## Stored items from a collection

◆ ◆ ◆ ◆

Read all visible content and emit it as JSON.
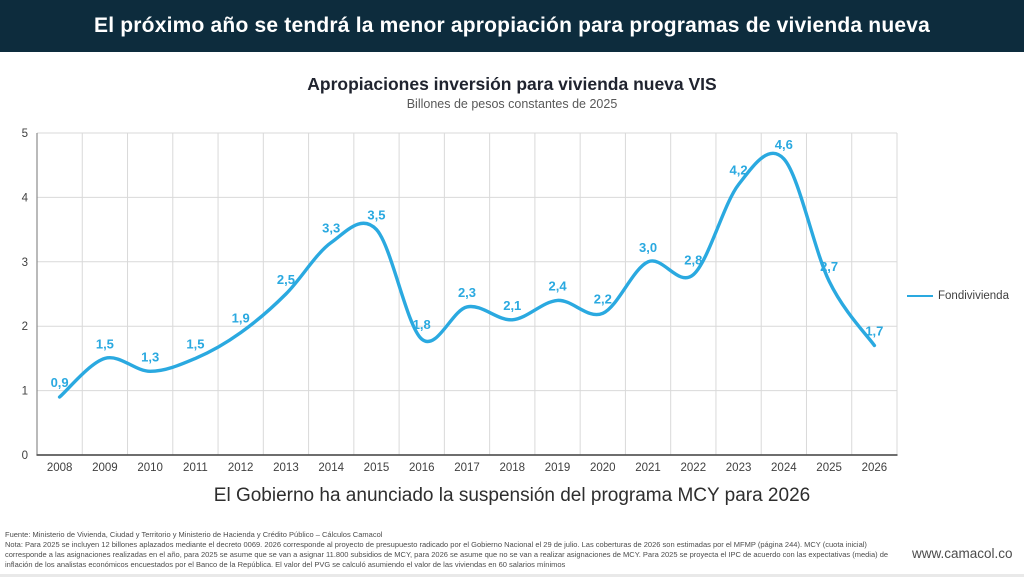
{
  "banner": {
    "title": "El próximo año se tendrá la menor apropiación para programas de vivienda nueva",
    "bg_color": "#0d2c3d",
    "text_color": "#ffffff"
  },
  "chart_data": {
    "type": "line",
    "title": "Apropiaciones inversión para vivienda nueva VIS",
    "subtitle": "Billones de pesos constantes de 2025",
    "categories": [
      "2008",
      "2009",
      "2010",
      "2011",
      "2012",
      "2013",
      "2014",
      "2015",
      "2016",
      "2017",
      "2018",
      "2019",
      "2020",
      "2021",
      "2022",
      "2023",
      "2024",
      "2025",
      "2026"
    ],
    "series": [
      {
        "name": "Fondivivienda",
        "values": [
          0.9,
          1.5,
          1.3,
          1.5,
          1.9,
          2.5,
          3.3,
          3.5,
          1.8,
          2.3,
          2.1,
          2.4,
          2.2,
          3.0,
          2.8,
          4.2,
          4.6,
          2.7,
          1.7
        ],
        "labels": [
          "0,9",
          "1,5",
          "1,3",
          "1,5",
          "1,9",
          "2,5",
          "3,3",
          "3,5",
          "1,8",
          "2,3",
          "2,1",
          "2,4",
          "2,2",
          "3,0",
          "2,8",
          "4,2",
          "4,6",
          "2,7",
          "1,7"
        ]
      }
    ],
    "ylim": [
      0,
      5
    ],
    "yticks": [
      0,
      1,
      2,
      3,
      4,
      5
    ],
    "grid": true,
    "smooth": true,
    "legend_position": "right",
    "style": {
      "line_color": "#2aa9e0",
      "data_label_color": "#2aa9e0",
      "grid_color": "#d9d9d9",
      "axis_color": "#595959",
      "left_axis_color": "#8c8c8c",
      "tick_label_color": "#404040"
    }
  },
  "annotation": {
    "text": "El Gobierno ha anunciado la suspensión del programa MCY para 2026"
  },
  "footer": {
    "fuente": "Fuente: Ministerio de Vivienda, Ciudad y Territorio y Ministerio de Hacienda y Crédito Público – Cálculos Camacol",
    "nota": "Nota: Para 2025 se incluyen 12 billones aplazados mediante el decreto 0069. 2026 corresponde al proyecto de presupuesto radicado por el Gobierno Nacional el 29 de julio. Las coberturas de 2026 son estimadas por el MFMP (página 244). MCY (cuota inicial) corresponde a las asignaciones realizadas en el año, para 2025 se asume que se van a asignar 11.800 subsidios de MCY, para 2026 se asume que no se van a realizar asignaciones de MCY. Para 2025 se proyecta el IPC de acuerdo con las expectativas (media) de inflación de los analistas económicos encuestados por el Banco de la República. El valor del PVG se calculó asumiendo el valor de las viviendas en 60 salarios mínimos",
    "website": "www.camacol.co"
  }
}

◆ ◆ ◆ ◆

## Problem
Transcribe every record above exactly as written, leaving out any pictures.

## Solution to the problem
Read all visible content and emit it as JSON.
{
  "banner": {
    "title": "El próximo año se tendrá la menor apropiación para programas de vivienda nueva",
    "bg_color": "#0d2c3d",
    "text_color": "#ffffff"
  },
  "chart_data": {
    "type": "line",
    "title": "Apropiaciones inversión para vivienda nueva VIS",
    "subtitle": "Billones de pesos constantes de 2025",
    "categories": [
      "2008",
      "2009",
      "2010",
      "2011",
      "2012",
      "2013",
      "2014",
      "2015",
      "2016",
      "2017",
      "2018",
      "2019",
      "2020",
      "2021",
      "2022",
      "2023",
      "2024",
      "2025",
      "2026"
    ],
    "series": [
      {
        "name": "Fondivivienda",
        "values": [
          0.9,
          1.5,
          1.3,
          1.5,
          1.9,
          2.5,
          3.3,
          3.5,
          1.8,
          2.3,
          2.1,
          2.4,
          2.2,
          3.0,
          2.8,
          4.2,
          4.6,
          2.7,
          1.7
        ],
        "labels": [
          "0,9",
          "1,5",
          "1,3",
          "1,5",
          "1,9",
          "2,5",
          "3,3",
          "3,5",
          "1,8",
          "2,3",
          "2,1",
          "2,4",
          "2,2",
          "3,0",
          "2,8",
          "4,2",
          "4,6",
          "2,7",
          "1,7"
        ]
      }
    ],
    "ylim": [
      0,
      5
    ],
    "yticks": [
      0,
      1,
      2,
      3,
      4,
      5
    ],
    "grid": true,
    "smooth": true,
    "legend_position": "right",
    "style": {
      "line_color": "#2aa9e0",
      "data_label_color": "#2aa9e0",
      "grid_color": "#d9d9d9",
      "axis_color": "#595959",
      "left_axis_color": "#8c8c8c",
      "tick_label_color": "#404040"
    }
  },
  "annotation": {
    "text": "El Gobierno ha anunciado la suspensión del programa MCY para 2026"
  },
  "footer": {
    "fuente": "Fuente: Ministerio de Vivienda, Ciudad y Territorio y Ministerio de Hacienda y Crédito Público – Cálculos Camacol",
    "nota": "Nota: Para 2025 se incluyen 12 billones aplazados mediante el decreto 0069. 2026 corresponde al proyecto de presupuesto radicado por el Gobierno Nacional el 29 de julio. Las coberturas de 2026 son estimadas por el MFMP (página 244). MCY (cuota inicial) corresponde a las asignaciones realizadas en el año, para 2025 se asume que se van a asignar 11.800 subsidios de MCY, para 2026 se asume que no se van a realizar asignaciones de MCY. Para 2025 se proyecta el IPC de acuerdo con las expectativas (media) de inflación de los analistas económicos encuestados por el Banco de la República. El valor del PVG se calculó asumiendo el valor de las viviendas en 60 salarios mínimos",
    "website": "www.camacol.co"
  }
}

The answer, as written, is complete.